* _Data records_:
▼

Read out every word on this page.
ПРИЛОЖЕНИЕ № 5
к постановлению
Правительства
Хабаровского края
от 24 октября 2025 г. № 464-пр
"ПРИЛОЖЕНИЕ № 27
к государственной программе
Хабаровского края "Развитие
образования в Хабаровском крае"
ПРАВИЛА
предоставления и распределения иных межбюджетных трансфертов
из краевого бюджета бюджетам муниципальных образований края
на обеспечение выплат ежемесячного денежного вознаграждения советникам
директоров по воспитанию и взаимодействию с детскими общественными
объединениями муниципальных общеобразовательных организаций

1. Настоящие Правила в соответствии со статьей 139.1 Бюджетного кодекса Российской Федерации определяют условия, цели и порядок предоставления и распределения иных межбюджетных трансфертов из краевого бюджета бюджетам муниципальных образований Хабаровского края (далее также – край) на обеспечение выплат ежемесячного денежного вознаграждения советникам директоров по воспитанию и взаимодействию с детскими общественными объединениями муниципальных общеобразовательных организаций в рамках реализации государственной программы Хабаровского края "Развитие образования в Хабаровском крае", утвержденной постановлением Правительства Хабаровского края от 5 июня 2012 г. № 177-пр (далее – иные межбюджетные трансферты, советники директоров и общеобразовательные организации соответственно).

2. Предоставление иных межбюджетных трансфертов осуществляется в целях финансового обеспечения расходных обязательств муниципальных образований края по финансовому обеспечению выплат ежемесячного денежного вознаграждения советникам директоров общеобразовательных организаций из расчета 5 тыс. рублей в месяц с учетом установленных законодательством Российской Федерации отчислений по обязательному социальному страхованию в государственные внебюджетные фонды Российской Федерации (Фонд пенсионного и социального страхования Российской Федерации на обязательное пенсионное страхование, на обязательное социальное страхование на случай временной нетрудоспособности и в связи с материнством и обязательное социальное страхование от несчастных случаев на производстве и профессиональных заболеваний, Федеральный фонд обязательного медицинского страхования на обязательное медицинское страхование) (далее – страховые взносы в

▲

* _Task instructions_:
Extract each entry in full and write it down exactly.

* _Answer to this task_:
Read out every word on this page.
ПРИЛОЖЕНИЕ № 5
к постановлению
Правительства
Хабаровского края
от 24 октября 2025 г. № 464-пр
"ПРИЛОЖЕНИЕ № 27
к государственной программе
Хабаровского края "Развитие
образования в Хабаровском крае"
ПРАВИЛА
предоставления и распределения иных межбюджетных трансфертов
из краевого бюджета бюджетам муниципальных образований края
на обеспечение выплат ежемесячного денежного вознаграждения советникам
директоров по воспитанию и взаимодействию с детскими общественными
объединениями муниципальных общеобразовательных организаций

1. Настоящие Правила в соответствии со статьей 139.1 Бюджетного кодекса Российской Федерации определяют условия, цели и порядок предоставления и распределения иных межбюджетных трансфертов из краевого бюджета бюджетам муниципальных образований Хабаровского края (далее также – край) на обеспечение выплат ежемесячного денежного вознаграждения советникам директоров по воспитанию и взаимодействию с детскими общественными объединениями муниципальных общеобразовательных организаций в рамках реализации государственной программы Хабаровского края "Развитие образования в Хабаровском крае", утвержденной постановлением Правительства Хабаровского края от 5 июня 2012 г. № 177-пр (далее – иные межбюджетные трансферты, советники директоров и общеобразовательные организации соответственно).

2. Предоставление иных межбюджетных трансфертов осуществляется в целях финансового обеспечения расходных обязательств муниципальных образований края по финансовому обеспечению выплат ежемесячного денежного вознаграждения советникам директоров общеобразовательных организаций из расчета 5 тыс. рублей в месяц с учетом установленных законодательством Российской Федерации отчислений по обязательному социальному страхованию в государственные внебюджетные фонды Российской Федерации (Фонд пенсионного и социального страхования Российской Федерации на обязательное пенсионное страхование, на обязательное социальное страхование на случай временной нетрудоспособности и в связи с материнством и обязательное социальное страхование от несчастных случаев на производстве и профессиональных заболеваний, Федеральный фонд обязательного медицинского страхования на обязательное медицинское страхование) (далее – страховые взносы в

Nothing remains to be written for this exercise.